● **GOAL OF THE EXERCISE**
Number of lines below with the word "screenshot": state it and write nothing more.

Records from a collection
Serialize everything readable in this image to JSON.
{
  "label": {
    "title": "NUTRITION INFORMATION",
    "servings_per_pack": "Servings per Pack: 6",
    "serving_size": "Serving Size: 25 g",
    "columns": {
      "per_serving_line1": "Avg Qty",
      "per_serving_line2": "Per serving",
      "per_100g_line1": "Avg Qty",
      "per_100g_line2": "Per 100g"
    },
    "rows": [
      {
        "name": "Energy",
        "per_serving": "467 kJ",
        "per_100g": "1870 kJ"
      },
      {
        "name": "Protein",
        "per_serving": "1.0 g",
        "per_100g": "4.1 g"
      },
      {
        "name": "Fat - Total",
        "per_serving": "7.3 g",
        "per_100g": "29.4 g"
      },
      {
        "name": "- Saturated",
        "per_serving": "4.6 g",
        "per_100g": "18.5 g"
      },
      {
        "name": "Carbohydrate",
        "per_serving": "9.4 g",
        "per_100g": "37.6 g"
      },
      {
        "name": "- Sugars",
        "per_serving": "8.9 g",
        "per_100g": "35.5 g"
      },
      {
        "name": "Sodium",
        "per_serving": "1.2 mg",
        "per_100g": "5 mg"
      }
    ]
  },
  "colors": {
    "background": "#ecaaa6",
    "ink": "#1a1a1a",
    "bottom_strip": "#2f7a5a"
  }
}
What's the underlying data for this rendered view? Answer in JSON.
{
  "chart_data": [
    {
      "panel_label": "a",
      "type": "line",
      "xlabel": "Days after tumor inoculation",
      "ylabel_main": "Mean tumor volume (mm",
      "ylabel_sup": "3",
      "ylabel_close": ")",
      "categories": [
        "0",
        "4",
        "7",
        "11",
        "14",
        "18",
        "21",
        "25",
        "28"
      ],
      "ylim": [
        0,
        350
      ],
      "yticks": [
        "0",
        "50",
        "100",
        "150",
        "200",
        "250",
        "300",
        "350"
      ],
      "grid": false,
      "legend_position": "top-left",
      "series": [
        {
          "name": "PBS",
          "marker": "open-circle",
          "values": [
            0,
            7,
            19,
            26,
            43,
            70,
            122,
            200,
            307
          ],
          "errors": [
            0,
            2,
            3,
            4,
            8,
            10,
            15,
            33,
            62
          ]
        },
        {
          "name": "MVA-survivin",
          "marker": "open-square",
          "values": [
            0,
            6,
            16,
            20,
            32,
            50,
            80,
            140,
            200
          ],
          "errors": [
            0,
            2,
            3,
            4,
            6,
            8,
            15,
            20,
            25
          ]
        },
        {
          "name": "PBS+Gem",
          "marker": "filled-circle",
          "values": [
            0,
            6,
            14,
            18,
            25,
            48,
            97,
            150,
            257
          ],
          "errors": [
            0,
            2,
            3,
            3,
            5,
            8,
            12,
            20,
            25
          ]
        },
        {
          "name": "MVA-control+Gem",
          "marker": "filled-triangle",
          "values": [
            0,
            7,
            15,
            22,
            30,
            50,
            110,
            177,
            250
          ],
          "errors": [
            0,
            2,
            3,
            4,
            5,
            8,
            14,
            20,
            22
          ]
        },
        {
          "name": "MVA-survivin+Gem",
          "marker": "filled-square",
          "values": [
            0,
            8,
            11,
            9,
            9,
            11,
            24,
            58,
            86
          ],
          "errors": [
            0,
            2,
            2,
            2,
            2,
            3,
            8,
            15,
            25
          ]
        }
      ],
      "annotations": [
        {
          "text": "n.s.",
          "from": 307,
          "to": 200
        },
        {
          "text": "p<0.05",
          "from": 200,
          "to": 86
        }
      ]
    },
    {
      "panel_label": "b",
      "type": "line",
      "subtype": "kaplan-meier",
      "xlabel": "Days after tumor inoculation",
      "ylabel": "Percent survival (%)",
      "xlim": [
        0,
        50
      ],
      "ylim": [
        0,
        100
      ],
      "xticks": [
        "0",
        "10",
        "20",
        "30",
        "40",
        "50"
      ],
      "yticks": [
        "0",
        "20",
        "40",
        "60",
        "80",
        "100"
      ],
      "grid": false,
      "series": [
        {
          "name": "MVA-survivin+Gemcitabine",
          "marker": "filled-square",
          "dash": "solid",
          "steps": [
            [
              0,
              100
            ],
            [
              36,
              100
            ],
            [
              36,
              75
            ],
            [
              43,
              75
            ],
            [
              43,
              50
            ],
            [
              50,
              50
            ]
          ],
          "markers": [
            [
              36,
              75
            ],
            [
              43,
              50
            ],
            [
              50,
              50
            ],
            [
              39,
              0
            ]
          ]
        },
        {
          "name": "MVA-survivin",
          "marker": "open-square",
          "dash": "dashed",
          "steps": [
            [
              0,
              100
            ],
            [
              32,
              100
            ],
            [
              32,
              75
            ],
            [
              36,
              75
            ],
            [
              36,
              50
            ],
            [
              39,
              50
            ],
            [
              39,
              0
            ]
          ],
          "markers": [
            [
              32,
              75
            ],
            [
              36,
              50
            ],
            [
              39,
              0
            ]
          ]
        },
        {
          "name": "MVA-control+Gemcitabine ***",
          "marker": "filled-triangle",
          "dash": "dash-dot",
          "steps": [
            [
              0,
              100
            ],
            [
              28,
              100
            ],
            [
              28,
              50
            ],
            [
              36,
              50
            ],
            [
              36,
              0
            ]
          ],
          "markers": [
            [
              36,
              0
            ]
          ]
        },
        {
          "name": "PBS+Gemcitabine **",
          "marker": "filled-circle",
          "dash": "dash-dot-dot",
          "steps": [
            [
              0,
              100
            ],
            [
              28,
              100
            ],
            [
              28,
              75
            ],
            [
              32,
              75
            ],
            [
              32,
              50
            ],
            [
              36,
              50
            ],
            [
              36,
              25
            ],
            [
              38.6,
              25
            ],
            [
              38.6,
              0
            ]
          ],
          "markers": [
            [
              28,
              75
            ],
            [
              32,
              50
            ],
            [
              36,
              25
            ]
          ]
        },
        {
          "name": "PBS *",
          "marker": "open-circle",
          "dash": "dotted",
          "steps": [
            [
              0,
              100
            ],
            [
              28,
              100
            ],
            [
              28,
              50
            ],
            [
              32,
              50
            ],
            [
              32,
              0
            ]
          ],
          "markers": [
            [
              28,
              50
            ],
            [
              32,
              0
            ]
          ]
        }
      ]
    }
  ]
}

---

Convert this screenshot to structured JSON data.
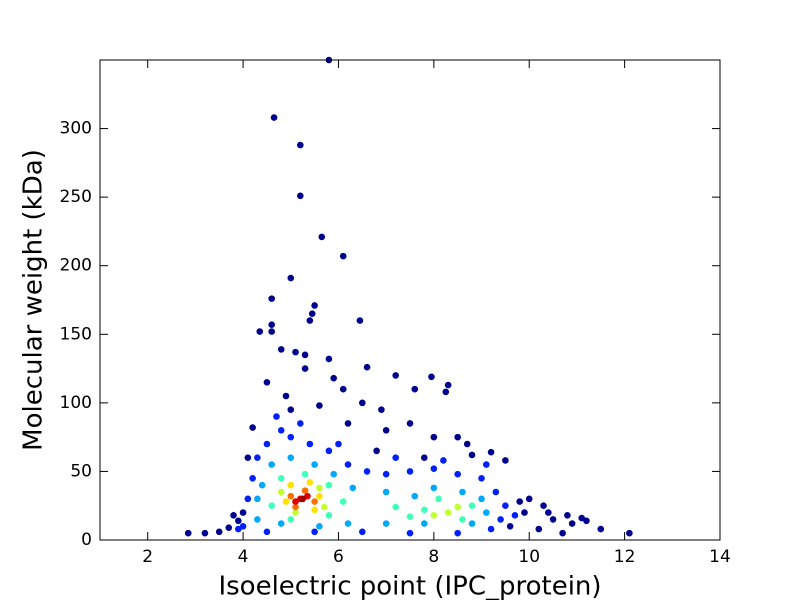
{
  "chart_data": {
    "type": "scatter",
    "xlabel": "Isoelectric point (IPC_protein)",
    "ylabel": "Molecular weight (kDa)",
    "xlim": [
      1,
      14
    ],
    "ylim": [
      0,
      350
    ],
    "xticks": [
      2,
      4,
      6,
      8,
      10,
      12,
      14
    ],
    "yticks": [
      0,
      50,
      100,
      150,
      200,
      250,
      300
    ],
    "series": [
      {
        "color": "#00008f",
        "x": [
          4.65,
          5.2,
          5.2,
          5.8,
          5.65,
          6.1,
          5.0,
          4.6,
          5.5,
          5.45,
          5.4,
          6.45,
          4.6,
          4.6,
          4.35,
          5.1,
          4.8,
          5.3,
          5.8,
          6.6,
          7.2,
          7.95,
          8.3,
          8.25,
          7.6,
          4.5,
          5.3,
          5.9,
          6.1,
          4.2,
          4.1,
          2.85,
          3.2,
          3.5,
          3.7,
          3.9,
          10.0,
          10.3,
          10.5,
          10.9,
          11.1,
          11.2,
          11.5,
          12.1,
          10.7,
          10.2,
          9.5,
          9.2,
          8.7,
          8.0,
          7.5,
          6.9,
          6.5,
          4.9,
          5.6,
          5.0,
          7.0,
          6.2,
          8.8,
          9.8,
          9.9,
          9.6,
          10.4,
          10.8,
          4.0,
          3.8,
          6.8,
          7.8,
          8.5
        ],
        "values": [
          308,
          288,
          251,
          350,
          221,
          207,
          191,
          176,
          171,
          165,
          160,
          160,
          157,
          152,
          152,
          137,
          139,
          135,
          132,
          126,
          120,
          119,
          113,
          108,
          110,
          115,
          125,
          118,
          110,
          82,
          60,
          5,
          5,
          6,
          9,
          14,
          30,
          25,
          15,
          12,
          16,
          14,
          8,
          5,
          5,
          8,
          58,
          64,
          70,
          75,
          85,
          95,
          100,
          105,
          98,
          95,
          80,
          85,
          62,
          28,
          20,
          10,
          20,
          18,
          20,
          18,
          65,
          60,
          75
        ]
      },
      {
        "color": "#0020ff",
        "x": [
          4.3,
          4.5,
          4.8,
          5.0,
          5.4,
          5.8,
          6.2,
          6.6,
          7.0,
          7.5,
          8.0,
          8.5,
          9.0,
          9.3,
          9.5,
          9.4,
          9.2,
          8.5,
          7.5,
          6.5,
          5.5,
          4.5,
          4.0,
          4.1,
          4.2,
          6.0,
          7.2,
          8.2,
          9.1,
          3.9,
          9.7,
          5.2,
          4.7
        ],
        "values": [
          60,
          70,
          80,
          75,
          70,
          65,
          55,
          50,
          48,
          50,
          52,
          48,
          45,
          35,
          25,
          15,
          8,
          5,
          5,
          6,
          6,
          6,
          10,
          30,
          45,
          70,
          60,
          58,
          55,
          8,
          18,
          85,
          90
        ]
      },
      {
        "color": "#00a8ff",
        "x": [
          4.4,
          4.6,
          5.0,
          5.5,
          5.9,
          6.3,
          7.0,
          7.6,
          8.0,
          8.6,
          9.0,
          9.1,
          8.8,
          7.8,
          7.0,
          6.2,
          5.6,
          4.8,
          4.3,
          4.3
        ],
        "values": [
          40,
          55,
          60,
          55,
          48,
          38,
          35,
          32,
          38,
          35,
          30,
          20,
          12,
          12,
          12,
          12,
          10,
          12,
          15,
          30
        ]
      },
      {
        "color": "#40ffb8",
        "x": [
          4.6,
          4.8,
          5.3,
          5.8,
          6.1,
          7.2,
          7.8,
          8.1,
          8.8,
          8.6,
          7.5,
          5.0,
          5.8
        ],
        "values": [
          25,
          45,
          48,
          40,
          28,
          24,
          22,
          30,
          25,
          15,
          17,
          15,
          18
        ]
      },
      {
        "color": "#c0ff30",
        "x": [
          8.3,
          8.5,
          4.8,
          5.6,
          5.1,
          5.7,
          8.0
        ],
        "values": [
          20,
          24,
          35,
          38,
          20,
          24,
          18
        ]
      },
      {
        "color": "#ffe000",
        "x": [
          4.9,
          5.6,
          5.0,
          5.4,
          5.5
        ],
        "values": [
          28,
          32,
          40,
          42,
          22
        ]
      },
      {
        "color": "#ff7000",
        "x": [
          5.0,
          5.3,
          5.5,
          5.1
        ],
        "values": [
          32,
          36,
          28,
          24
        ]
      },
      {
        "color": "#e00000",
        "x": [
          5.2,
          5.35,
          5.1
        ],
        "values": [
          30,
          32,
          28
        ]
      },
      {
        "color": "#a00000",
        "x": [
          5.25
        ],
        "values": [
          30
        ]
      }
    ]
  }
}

==

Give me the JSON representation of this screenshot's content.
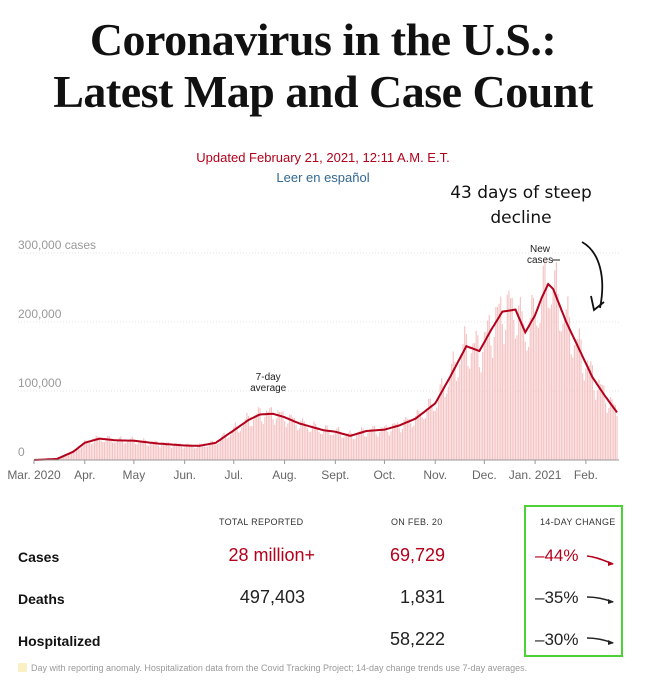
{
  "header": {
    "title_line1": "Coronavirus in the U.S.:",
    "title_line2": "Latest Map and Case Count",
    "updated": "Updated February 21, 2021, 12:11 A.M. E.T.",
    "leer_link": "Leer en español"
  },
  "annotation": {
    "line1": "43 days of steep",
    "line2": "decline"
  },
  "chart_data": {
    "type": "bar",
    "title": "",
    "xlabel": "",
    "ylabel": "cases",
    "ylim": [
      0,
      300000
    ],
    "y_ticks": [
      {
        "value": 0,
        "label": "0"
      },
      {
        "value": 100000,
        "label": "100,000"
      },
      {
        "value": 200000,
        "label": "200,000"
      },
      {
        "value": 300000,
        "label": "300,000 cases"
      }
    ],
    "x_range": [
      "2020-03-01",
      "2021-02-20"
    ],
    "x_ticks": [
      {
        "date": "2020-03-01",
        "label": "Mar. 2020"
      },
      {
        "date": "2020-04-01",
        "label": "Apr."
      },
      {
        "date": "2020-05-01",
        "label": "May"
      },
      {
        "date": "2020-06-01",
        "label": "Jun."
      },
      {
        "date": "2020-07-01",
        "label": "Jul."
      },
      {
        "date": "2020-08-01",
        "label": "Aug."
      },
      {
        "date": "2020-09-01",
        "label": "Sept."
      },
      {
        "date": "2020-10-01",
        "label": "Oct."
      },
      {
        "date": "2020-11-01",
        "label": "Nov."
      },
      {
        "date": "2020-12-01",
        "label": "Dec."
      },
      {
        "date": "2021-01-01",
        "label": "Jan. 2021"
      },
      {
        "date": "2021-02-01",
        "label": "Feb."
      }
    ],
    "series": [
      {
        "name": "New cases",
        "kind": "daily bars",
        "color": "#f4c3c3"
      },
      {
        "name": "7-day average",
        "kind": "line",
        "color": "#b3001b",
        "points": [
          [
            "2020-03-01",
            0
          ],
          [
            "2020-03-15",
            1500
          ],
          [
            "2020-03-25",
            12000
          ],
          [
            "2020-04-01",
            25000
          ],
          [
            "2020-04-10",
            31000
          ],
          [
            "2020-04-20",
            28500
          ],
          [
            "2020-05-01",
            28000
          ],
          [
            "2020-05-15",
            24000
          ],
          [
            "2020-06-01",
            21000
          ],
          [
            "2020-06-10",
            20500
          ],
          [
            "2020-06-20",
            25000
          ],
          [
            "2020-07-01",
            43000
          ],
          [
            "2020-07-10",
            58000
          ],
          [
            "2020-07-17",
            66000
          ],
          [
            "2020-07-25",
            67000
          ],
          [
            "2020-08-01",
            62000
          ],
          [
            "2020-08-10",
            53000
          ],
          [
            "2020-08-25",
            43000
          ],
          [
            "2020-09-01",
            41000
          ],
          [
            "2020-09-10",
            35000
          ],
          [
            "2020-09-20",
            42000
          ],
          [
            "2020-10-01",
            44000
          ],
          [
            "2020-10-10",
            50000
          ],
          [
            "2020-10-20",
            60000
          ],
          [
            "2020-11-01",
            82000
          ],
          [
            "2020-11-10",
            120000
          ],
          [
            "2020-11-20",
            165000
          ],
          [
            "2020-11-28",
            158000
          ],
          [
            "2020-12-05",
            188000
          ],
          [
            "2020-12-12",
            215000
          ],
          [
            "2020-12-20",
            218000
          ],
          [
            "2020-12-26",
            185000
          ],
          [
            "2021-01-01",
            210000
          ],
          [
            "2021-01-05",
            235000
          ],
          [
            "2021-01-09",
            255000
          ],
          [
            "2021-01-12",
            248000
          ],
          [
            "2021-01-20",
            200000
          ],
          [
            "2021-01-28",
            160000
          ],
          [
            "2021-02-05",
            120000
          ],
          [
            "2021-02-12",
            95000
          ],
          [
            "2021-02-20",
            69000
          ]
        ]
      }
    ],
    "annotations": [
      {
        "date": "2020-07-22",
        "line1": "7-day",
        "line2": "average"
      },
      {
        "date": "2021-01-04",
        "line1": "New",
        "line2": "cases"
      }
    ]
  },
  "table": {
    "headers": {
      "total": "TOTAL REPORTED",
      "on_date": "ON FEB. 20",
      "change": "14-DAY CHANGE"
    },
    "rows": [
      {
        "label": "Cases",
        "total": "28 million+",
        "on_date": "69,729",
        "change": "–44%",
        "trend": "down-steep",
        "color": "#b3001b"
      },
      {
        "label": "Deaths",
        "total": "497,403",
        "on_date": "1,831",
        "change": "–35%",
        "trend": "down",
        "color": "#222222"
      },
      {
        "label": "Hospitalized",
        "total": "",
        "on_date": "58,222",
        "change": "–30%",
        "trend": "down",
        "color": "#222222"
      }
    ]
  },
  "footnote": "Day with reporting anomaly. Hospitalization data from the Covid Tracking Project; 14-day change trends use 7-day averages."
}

● **ANSWER FOR THE TASK**
2